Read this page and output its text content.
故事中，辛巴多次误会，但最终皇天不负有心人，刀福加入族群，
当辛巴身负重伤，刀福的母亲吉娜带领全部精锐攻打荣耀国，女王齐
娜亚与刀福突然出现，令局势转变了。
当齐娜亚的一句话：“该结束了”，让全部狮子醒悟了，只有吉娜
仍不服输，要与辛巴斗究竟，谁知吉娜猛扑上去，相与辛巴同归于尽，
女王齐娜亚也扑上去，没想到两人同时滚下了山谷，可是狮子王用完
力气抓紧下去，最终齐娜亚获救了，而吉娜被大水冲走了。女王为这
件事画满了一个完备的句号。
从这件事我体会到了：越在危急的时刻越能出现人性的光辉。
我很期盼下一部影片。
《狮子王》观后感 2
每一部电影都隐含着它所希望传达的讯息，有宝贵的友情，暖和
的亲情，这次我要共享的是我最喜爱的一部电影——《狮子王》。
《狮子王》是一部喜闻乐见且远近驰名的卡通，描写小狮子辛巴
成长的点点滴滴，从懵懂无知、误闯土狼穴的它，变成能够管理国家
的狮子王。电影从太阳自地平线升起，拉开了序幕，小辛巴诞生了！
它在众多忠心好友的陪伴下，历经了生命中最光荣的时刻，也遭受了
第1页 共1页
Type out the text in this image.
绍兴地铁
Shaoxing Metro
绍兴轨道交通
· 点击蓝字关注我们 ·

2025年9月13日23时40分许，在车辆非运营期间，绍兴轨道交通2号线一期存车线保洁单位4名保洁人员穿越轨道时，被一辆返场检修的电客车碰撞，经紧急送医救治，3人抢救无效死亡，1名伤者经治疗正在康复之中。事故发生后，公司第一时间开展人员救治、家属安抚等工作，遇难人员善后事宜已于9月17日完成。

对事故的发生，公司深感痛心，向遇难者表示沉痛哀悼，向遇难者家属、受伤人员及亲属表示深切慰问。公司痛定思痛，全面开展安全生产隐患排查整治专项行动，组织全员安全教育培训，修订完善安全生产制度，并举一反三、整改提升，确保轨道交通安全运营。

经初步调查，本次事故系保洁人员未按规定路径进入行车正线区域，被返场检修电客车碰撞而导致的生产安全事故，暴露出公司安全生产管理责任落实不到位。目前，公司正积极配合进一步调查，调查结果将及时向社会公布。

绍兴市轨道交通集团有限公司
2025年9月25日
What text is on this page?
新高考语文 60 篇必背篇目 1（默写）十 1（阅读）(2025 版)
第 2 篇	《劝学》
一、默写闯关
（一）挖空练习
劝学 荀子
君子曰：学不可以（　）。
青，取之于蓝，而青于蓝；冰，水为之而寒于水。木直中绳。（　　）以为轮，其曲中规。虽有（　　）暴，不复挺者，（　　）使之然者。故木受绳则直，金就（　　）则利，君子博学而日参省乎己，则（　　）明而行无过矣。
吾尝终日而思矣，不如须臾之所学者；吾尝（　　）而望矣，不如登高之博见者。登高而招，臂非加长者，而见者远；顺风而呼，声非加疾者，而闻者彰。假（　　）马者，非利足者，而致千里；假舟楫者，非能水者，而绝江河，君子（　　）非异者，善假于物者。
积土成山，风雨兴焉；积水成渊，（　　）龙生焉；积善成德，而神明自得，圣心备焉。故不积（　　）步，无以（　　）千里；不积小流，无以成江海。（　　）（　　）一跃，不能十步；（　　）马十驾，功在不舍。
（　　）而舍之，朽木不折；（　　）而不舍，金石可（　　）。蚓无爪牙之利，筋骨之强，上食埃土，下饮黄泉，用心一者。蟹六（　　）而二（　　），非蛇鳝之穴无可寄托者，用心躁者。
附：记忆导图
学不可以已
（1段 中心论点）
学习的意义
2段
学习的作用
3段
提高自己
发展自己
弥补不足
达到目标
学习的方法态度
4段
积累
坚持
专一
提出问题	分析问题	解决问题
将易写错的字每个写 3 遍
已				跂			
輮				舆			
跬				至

What this task involves: Within the data above, count the lines that contain the string "text"; the reply is the number alone.

Output: 3